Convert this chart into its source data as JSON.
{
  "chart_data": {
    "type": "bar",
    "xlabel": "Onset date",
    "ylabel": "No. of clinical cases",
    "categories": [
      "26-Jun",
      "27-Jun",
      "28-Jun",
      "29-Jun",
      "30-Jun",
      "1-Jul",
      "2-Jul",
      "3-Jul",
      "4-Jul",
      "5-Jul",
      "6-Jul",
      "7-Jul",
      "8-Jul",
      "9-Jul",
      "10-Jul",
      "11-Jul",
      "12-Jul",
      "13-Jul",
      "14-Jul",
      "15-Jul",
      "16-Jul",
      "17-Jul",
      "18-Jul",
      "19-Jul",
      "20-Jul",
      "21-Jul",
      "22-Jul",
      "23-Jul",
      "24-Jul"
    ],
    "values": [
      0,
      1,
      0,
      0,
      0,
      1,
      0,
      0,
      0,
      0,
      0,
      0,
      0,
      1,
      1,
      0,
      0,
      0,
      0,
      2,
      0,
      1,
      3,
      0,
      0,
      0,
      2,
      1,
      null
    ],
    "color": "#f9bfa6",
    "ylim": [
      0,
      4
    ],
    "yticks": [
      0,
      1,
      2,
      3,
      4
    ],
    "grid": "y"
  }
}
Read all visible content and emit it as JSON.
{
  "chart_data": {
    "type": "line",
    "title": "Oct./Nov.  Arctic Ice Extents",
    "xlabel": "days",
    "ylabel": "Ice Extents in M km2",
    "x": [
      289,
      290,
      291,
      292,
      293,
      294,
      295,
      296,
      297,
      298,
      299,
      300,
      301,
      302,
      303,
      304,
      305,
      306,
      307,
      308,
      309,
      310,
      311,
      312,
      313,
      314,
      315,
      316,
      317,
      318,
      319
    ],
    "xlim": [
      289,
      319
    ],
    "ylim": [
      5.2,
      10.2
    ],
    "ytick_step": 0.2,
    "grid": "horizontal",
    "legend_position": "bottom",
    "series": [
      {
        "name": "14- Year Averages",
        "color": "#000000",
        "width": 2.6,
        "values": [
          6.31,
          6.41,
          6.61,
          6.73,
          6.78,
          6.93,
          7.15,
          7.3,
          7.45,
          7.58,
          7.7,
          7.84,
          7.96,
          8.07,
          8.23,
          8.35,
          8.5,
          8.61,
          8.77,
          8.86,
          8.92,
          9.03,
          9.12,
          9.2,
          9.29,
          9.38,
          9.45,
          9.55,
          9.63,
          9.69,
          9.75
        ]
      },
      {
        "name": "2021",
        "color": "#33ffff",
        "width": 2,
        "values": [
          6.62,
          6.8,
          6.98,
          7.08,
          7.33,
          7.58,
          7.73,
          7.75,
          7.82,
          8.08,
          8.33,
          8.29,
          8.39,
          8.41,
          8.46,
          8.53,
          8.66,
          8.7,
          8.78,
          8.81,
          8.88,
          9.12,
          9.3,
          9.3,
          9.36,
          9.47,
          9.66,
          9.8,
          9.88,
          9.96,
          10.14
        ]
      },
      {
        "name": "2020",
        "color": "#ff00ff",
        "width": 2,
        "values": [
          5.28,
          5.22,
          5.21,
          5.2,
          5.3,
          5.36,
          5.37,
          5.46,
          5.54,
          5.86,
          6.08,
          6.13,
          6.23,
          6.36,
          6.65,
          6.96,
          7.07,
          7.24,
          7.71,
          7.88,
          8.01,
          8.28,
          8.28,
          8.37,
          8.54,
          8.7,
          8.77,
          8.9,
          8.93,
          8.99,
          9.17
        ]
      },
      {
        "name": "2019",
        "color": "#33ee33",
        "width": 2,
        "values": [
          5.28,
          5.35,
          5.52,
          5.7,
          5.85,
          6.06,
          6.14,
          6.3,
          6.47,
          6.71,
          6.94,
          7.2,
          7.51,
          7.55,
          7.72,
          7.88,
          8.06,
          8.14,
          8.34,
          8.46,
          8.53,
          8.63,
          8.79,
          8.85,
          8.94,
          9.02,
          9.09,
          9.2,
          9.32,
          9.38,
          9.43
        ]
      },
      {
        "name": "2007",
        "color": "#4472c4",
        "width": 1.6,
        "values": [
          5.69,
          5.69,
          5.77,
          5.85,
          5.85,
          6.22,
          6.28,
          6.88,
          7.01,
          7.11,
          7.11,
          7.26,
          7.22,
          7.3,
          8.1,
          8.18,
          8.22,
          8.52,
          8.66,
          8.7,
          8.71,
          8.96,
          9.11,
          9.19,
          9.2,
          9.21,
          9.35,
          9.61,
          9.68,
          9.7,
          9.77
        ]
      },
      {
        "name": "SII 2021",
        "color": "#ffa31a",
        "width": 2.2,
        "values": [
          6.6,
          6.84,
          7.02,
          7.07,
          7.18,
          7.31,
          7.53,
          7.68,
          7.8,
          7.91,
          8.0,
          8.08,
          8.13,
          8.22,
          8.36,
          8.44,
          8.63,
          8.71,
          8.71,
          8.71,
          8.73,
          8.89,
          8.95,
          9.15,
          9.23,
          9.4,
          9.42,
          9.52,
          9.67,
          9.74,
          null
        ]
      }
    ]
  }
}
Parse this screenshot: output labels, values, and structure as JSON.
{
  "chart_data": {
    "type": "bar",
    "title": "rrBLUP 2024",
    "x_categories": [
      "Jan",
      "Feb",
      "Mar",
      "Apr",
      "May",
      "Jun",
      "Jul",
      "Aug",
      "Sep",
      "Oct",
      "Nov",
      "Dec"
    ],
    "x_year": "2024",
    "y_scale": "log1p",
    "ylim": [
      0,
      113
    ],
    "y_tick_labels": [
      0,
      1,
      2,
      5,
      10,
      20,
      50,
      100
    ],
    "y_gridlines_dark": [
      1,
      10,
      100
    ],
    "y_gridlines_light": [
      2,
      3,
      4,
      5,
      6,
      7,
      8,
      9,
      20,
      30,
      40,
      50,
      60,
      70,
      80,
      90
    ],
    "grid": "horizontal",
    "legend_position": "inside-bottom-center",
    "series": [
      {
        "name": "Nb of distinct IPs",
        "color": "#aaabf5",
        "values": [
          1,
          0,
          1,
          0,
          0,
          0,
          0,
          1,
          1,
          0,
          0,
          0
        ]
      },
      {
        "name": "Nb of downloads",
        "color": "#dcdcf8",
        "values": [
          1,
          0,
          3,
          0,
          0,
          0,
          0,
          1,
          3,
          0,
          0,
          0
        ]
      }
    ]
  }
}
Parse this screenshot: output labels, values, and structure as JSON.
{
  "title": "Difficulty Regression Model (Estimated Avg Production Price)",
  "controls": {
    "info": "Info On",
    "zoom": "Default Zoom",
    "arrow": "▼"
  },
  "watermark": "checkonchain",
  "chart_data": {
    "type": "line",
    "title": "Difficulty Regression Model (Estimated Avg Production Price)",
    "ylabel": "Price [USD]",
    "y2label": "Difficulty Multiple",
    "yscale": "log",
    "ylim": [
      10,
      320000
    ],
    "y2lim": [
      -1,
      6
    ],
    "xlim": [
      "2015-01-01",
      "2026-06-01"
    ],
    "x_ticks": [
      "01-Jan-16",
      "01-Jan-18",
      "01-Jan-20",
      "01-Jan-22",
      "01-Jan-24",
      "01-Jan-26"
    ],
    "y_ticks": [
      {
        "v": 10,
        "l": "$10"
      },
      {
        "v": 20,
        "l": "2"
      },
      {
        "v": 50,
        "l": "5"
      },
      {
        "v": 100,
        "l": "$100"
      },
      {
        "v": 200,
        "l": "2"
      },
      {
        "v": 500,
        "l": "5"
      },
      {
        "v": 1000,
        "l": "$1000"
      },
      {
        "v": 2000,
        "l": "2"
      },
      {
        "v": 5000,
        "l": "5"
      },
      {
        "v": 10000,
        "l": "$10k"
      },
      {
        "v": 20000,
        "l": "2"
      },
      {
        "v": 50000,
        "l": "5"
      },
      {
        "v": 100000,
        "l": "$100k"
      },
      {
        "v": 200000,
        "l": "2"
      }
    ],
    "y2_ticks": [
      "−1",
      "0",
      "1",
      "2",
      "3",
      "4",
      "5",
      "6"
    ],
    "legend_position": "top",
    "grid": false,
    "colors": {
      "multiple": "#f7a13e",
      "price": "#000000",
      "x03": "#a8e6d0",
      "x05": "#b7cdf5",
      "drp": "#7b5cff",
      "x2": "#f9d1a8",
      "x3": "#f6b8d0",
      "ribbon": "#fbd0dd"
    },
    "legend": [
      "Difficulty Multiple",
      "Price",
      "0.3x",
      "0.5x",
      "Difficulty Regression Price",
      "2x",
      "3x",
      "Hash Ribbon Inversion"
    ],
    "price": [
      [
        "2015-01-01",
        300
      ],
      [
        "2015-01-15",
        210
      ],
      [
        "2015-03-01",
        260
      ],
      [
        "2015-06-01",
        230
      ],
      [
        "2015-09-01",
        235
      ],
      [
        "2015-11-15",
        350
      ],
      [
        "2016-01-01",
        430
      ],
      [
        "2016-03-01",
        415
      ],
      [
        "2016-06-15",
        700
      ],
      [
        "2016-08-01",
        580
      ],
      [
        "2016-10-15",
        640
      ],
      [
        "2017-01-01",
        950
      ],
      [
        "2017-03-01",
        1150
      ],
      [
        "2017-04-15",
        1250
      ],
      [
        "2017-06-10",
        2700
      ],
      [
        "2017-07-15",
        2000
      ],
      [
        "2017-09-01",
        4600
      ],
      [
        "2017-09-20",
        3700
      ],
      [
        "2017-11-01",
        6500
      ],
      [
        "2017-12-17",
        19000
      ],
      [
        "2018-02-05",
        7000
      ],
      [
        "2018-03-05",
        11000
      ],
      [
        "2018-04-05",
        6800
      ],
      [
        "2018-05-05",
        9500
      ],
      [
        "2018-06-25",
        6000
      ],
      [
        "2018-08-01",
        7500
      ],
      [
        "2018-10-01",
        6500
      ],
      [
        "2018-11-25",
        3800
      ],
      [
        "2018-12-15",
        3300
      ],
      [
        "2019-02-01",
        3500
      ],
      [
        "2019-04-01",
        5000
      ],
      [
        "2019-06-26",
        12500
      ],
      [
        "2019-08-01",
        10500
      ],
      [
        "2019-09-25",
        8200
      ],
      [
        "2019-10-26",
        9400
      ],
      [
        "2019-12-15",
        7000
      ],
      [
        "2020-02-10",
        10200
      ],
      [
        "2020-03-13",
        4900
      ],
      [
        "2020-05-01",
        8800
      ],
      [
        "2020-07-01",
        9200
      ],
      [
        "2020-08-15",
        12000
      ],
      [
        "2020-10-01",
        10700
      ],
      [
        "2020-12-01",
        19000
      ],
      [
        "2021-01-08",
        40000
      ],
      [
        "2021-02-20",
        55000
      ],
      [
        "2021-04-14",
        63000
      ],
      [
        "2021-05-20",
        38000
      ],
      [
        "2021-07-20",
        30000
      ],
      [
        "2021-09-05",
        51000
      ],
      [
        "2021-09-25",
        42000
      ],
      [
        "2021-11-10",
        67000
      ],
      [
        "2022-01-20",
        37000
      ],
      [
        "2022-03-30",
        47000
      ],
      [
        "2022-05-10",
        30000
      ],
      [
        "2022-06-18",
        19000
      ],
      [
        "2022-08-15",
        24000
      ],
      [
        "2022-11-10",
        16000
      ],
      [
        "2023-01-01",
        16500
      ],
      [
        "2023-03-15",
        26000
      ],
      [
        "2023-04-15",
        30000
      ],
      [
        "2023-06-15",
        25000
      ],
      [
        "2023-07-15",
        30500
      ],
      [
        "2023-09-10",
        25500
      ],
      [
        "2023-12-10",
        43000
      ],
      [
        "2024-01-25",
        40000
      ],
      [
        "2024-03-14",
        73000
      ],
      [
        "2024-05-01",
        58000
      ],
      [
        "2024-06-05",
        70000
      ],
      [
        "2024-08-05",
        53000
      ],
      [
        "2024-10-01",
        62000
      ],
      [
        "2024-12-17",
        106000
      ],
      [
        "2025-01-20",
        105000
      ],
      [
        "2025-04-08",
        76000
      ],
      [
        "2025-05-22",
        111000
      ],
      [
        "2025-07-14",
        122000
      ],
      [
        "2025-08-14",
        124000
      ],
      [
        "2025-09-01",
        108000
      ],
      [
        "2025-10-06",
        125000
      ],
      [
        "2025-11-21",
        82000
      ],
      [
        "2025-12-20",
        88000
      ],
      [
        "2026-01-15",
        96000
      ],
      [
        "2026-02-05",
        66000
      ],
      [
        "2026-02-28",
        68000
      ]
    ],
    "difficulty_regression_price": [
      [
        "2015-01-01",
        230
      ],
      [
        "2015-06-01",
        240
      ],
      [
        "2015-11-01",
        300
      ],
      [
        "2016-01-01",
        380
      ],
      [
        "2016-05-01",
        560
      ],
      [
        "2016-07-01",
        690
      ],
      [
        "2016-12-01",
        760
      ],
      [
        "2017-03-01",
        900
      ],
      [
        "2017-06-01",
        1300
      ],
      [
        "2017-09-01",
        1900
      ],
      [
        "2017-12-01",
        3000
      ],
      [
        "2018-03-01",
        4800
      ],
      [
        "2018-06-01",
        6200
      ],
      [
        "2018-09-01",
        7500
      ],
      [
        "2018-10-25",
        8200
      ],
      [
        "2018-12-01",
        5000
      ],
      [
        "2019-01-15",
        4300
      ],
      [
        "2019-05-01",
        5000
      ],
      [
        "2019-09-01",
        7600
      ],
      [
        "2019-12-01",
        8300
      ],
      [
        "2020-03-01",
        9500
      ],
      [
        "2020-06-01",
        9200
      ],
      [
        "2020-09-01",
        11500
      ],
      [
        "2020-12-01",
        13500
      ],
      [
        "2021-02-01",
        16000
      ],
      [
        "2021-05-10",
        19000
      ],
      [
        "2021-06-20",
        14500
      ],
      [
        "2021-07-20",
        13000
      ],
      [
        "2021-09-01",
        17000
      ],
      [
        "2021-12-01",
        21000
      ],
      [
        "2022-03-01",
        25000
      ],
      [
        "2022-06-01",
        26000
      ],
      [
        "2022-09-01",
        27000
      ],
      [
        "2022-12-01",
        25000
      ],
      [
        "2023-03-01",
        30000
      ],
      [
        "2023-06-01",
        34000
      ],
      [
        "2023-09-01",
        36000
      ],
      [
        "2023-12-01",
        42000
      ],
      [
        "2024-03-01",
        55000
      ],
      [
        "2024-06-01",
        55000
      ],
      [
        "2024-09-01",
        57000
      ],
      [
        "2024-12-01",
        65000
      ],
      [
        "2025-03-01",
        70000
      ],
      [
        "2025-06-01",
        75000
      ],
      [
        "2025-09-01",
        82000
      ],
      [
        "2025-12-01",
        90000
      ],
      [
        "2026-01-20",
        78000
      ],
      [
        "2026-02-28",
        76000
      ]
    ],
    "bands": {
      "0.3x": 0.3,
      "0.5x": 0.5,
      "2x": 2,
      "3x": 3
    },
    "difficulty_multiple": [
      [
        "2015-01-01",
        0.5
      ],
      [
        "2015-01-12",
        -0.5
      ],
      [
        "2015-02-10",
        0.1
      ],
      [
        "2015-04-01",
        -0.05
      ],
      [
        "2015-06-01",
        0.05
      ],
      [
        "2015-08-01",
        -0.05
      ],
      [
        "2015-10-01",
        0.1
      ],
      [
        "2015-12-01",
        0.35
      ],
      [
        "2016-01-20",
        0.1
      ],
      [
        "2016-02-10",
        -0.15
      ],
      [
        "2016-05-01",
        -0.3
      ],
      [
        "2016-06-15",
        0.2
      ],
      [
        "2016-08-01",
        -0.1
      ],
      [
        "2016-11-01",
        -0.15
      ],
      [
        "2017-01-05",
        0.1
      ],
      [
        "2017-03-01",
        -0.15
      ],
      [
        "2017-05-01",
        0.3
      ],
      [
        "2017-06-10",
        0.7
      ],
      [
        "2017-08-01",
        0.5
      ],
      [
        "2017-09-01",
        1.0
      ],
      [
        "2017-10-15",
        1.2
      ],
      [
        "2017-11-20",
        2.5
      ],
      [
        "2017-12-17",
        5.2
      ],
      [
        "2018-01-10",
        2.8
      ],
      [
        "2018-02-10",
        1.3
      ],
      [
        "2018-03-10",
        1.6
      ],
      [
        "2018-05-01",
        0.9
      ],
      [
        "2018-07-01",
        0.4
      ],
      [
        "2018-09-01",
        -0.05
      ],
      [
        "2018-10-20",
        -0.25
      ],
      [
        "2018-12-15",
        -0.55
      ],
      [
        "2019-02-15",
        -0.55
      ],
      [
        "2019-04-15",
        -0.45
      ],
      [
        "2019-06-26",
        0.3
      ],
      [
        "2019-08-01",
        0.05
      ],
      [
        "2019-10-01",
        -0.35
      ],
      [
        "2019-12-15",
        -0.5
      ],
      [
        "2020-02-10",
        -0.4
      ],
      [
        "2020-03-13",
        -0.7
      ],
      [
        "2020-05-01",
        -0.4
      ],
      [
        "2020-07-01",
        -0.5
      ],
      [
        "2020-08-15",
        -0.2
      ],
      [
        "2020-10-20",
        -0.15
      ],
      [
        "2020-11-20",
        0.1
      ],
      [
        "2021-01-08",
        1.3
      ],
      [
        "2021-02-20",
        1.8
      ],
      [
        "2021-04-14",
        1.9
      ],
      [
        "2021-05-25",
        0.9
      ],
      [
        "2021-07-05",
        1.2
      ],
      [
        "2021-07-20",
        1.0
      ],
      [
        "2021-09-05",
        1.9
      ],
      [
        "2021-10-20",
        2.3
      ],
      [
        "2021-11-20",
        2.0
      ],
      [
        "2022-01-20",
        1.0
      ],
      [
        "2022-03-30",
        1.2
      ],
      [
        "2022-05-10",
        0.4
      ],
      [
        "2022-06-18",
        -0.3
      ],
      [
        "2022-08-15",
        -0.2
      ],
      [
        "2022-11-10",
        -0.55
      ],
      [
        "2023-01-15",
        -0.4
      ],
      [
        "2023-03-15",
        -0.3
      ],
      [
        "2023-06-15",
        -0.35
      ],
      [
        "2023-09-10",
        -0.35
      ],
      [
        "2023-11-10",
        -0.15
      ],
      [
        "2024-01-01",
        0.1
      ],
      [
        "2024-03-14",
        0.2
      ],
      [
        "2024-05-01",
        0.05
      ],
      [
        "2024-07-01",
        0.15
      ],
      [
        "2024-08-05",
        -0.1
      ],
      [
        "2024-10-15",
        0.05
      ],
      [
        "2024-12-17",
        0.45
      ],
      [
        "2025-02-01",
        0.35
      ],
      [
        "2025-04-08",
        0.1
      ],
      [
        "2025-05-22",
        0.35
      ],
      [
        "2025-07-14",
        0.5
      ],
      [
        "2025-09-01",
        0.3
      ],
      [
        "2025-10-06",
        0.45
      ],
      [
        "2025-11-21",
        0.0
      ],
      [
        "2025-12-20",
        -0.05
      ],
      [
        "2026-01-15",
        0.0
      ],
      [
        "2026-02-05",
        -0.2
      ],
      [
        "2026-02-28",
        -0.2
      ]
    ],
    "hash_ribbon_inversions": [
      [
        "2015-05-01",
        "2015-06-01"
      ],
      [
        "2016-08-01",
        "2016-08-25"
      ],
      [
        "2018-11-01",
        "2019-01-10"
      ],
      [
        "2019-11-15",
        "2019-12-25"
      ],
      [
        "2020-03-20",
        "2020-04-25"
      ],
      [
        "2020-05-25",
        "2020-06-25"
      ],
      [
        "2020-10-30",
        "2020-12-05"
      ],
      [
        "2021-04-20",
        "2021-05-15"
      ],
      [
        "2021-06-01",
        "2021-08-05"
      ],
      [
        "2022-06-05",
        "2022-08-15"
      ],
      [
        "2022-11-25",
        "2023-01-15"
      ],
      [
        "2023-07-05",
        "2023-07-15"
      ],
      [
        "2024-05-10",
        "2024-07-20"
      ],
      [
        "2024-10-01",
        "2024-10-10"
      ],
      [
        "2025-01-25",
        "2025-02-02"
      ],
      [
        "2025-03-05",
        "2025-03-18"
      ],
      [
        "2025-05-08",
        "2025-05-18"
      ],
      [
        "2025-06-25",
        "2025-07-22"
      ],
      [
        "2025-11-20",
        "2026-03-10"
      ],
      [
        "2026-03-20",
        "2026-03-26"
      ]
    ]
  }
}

===

▶ Task to carry out
Copy each line of the listing that contains the string "Model".

▶ Answer to this exercise
  "title": "Difficulty Regression Model (Estimated Avg Production Price)",
    "title": "Difficulty Regression Model (Estimated Avg Production Price)",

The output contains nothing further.